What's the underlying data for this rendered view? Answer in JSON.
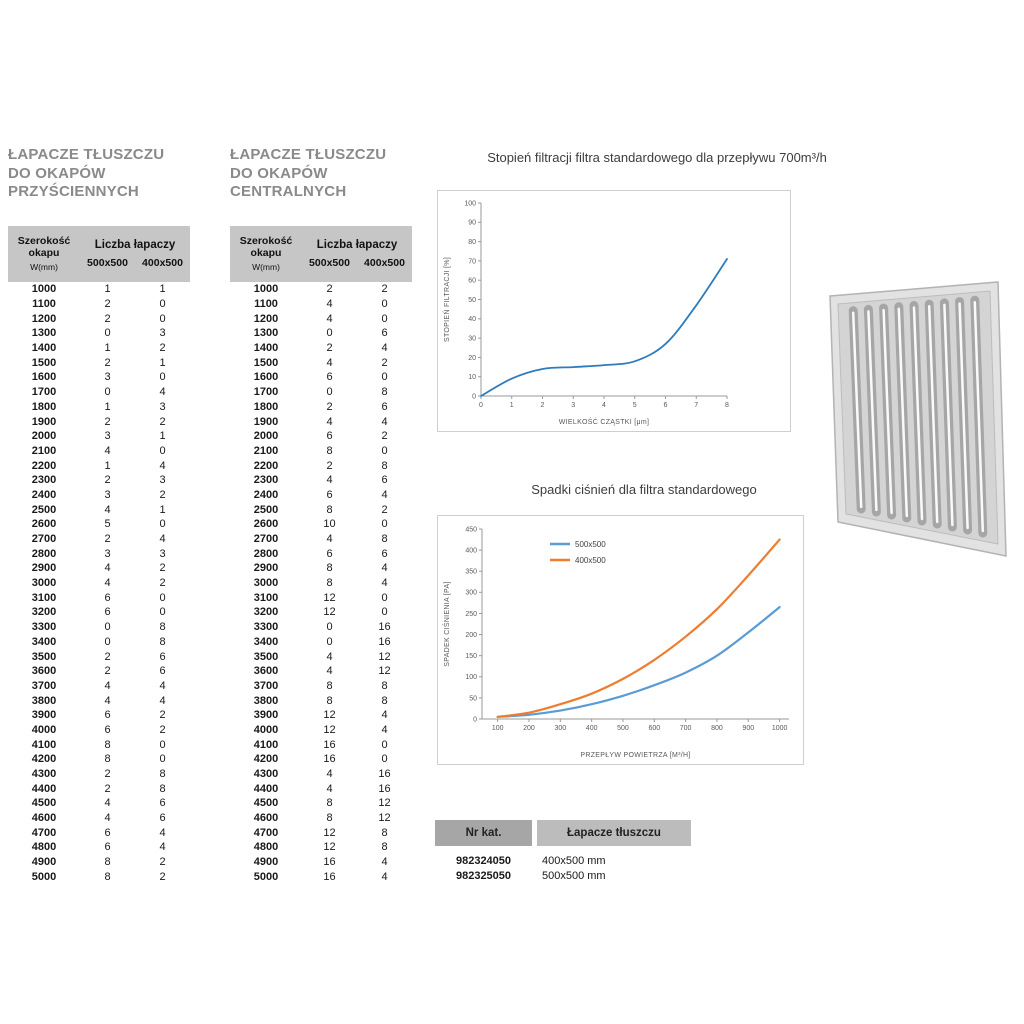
{
  "page": {
    "background": "#ffffff",
    "accent_blue": "#5b9bd5",
    "accent_orange": "#ed7d31",
    "header_gray": "#c6c6c6",
    "title_gray": "#8a8a8a"
  },
  "tables": [
    {
      "title_lines": [
        "ŁAPACZE TŁUSZCZU",
        "DO OKAPÓW",
        "PRZYŚCIENNYCH"
      ],
      "header": {
        "width_line1": "Szerokość",
        "width_line2": "okapu",
        "width_unit": "W(mm)",
        "group_label": "Liczba łapaczy",
        "col_a": "500x500",
        "col_b": "400x500"
      },
      "rows": [
        [
          1000,
          1,
          1
        ],
        [
          1100,
          2,
          0
        ],
        [
          1200,
          2,
          0
        ],
        [
          1300,
          0,
          3
        ],
        [
          1400,
          1,
          2
        ],
        [
          1500,
          2,
          1
        ],
        [
          1600,
          3,
          0
        ],
        [
          1700,
          0,
          4
        ],
        [
          1800,
          1,
          3
        ],
        [
          1900,
          2,
          2
        ],
        [
          2000,
          3,
          1
        ],
        [
          2100,
          4,
          0
        ],
        [
          2200,
          1,
          4
        ],
        [
          2300,
          2,
          3
        ],
        [
          2400,
          3,
          2
        ],
        [
          2500,
          4,
          1
        ],
        [
          2600,
          5,
          0
        ],
        [
          2700,
          2,
          4
        ],
        [
          2800,
          3,
          3
        ],
        [
          2900,
          4,
          2
        ],
        [
          3000,
          4,
          2
        ],
        [
          3100,
          6,
          0
        ],
        [
          3200,
          6,
          0
        ],
        [
          3300,
          0,
          8
        ],
        [
          3400,
          0,
          8
        ],
        [
          3500,
          2,
          6
        ],
        [
          3600,
          2,
          6
        ],
        [
          3700,
          4,
          4
        ],
        [
          3800,
          4,
          4
        ],
        [
          3900,
          6,
          2
        ],
        [
          4000,
          6,
          2
        ],
        [
          4100,
          8,
          0
        ],
        [
          4200,
          8,
          0
        ],
        [
          4300,
          2,
          8
        ],
        [
          4400,
          2,
          8
        ],
        [
          4500,
          4,
          6
        ],
        [
          4600,
          4,
          6
        ],
        [
          4700,
          6,
          4
        ],
        [
          4800,
          6,
          4
        ],
        [
          4900,
          8,
          2
        ],
        [
          5000,
          8,
          2
        ]
      ]
    },
    {
      "title_lines": [
        "ŁAPACZE TŁUSZCZU",
        "DO OKAPÓW",
        "CENTRALNYCH"
      ],
      "header": {
        "width_line1": "Szerokość",
        "width_line2": "okapu",
        "width_unit": "W(mm)",
        "group_label": "Liczba łapaczy",
        "col_a": "500x500",
        "col_b": "400x500"
      },
      "rows": [
        [
          1000,
          2,
          2
        ],
        [
          1100,
          4,
          0
        ],
        [
          1200,
          4,
          0
        ],
        [
          1300,
          0,
          6
        ],
        [
          1400,
          2,
          4
        ],
        [
          1500,
          4,
          2
        ],
        [
          1600,
          6,
          0
        ],
        [
          1700,
          0,
          8
        ],
        [
          1800,
          2,
          6
        ],
        [
          1900,
          4,
          4
        ],
        [
          2000,
          6,
          2
        ],
        [
          2100,
          8,
          0
        ],
        [
          2200,
          2,
          8
        ],
        [
          2300,
          4,
          6
        ],
        [
          2400,
          6,
          4
        ],
        [
          2500,
          8,
          2
        ],
        [
          2600,
          10,
          0
        ],
        [
          2700,
          4,
          8
        ],
        [
          2800,
          6,
          6
        ],
        [
          2900,
          8,
          4
        ],
        [
          3000,
          8,
          4
        ],
        [
          3100,
          12,
          0
        ],
        [
          3200,
          12,
          0
        ],
        [
          3300,
          0,
          16
        ],
        [
          3400,
          0,
          16
        ],
        [
          3500,
          4,
          12
        ],
        [
          3600,
          4,
          12
        ],
        [
          3700,
          8,
          8
        ],
        [
          3800,
          8,
          8
        ],
        [
          3900,
          12,
          4
        ],
        [
          4000,
          12,
          4
        ],
        [
          4100,
          16,
          0
        ],
        [
          4200,
          16,
          0
        ],
        [
          4300,
          4,
          16
        ],
        [
          4400,
          4,
          16
        ],
        [
          4500,
          8,
          12
        ],
        [
          4600,
          8,
          12
        ],
        [
          4700,
          12,
          8
        ],
        [
          4800,
          12,
          8
        ],
        [
          4900,
          16,
          4
        ],
        [
          5000,
          16,
          4
        ]
      ]
    }
  ],
  "chart_data": [
    {
      "type": "line",
      "title": "Stopień filtracji filtra standardowego dla przepływu 700m³/h",
      "xlabel": "WIELKOŚĆ CZĄSTKI [μm]",
      "ylabel": "STOPIEŃ FILTRACJI [%]",
      "x": [
        0,
        1,
        2,
        3,
        4,
        5,
        6,
        7,
        8
      ],
      "xticks": [
        0,
        1,
        2,
        3,
        4,
        5,
        6,
        7,
        8
      ],
      "yticks": [
        0,
        10,
        20,
        30,
        40,
        50,
        60,
        70,
        80,
        90,
        100
      ],
      "xlim": [
        0,
        8
      ],
      "ylim": [
        0,
        100
      ],
      "grid": false,
      "legend": false,
      "series": [
        {
          "name": "stopień filtracji",
          "color": "#2e7bbd",
          "values": [
            0,
            9,
            14,
            15,
            16,
            18,
            27,
            47,
            71
          ]
        }
      ]
    },
    {
      "type": "line",
      "title": "Spadki ciśnień dla filtra standardowego",
      "xlabel": "PRZEPŁYW POWIETRZA [M³/H]",
      "ylabel": "SPADEK CIŚNIENIA [PA]",
      "x": [
        100,
        200,
        300,
        400,
        500,
        600,
        700,
        800,
        900,
        1000
      ],
      "xticks": [
        100,
        200,
        300,
        400,
        500,
        600,
        700,
        800,
        900,
        1000
      ],
      "yticks": [
        0,
        50,
        100,
        150,
        200,
        250,
        300,
        350,
        400,
        450
      ],
      "xlim": [
        50,
        1030
      ],
      "ylim": [
        0,
        450
      ],
      "grid": false,
      "legend": true,
      "legend_position": "top-center",
      "series": [
        {
          "name": "500x500",
          "color": "#5b9bd5",
          "values": [
            5,
            10,
            20,
            35,
            55,
            80,
            110,
            150,
            205,
            265
          ]
        },
        {
          "name": "400x500",
          "color": "#ed7d31",
          "values": [
            5,
            15,
            35,
            60,
            95,
            140,
            195,
            260,
            340,
            425
          ]
        }
      ]
    }
  ],
  "catalog": {
    "headers": [
      "Nr kat.",
      "Łapacze tłuszczu"
    ],
    "rows": [
      [
        "982324050",
        "400x500 mm"
      ],
      [
        "982325050",
        "500x500 mm"
      ]
    ]
  },
  "filter_image": {
    "name": "baffle-grease-filter",
    "frame_color": "#e2e2e2",
    "face_color": "#d4d4d4",
    "slot_color": "#a6a6a6",
    "highlight_color": "#fafafa"
  }
}
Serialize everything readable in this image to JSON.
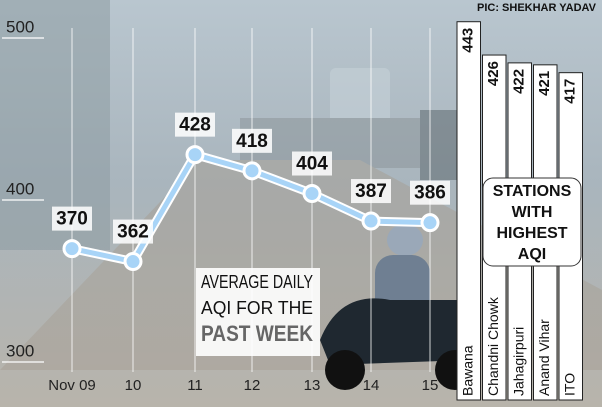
{
  "credit": "PIC: SHEKHAR YADAV",
  "chart_data": [
    {
      "type": "line",
      "title_lines": [
        "AVERAGE DAILY",
        "AQI FOR THE",
        "PAST WEEK"
      ],
      "categories": [
        "Nov 09",
        "10",
        "11",
        "12",
        "13",
        "14",
        "15"
      ],
      "values": [
        370,
        362,
        428,
        418,
        404,
        387,
        386
      ],
      "color": "#a8d4f7",
      "ylim": [
        300,
        500
      ],
      "yticks": [
        300,
        400,
        500
      ],
      "grid": true
    },
    {
      "type": "bar",
      "title_lines": [
        "STATIONS",
        "WITH",
        "HIGHEST",
        "AQI"
      ],
      "categories": [
        "Bawana",
        "Chandni Chowk",
        "Jahagirpuri",
        "Anand Vihar",
        "ITO"
      ],
      "values": [
        443,
        426,
        422,
        421,
        417
      ],
      "color": "#ffffff",
      "ylim": [
        250,
        450
      ]
    }
  ]
}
□ □ □ □ □
Stated problem: Each line from the one containing "Serialize everything readable" through the last line of the listing is to be given again exactly, with no pictures and no other lines.

The solution:
Serialize everything readable in this image to JSON.
{
  "credit": "PIC: SHEKHAR YADAV",
  "chart_data": [
    {
      "type": "line",
      "title_lines": [
        "AVERAGE DAILY",
        "AQI FOR THE",
        "PAST WEEK"
      ],
      "categories": [
        "Nov 09",
        "10",
        "11",
        "12",
        "13",
        "14",
        "15"
      ],
      "values": [
        370,
        362,
        428,
        418,
        404,
        387,
        386
      ],
      "color": "#a8d4f7",
      "ylim": [
        300,
        500
      ],
      "yticks": [
        300,
        400,
        500
      ],
      "grid": true
    },
    {
      "type": "bar",
      "title_lines": [
        "STATIONS",
        "WITH",
        "HIGHEST",
        "AQI"
      ],
      "categories": [
        "Bawana",
        "Chandni Chowk",
        "Jahagirpuri",
        "Anand Vihar",
        "ITO"
      ],
      "values": [
        443,
        426,
        422,
        421,
        417
      ],
      "color": "#ffffff",
      "ylim": [
        250,
        450
      ]
    }
  ]
}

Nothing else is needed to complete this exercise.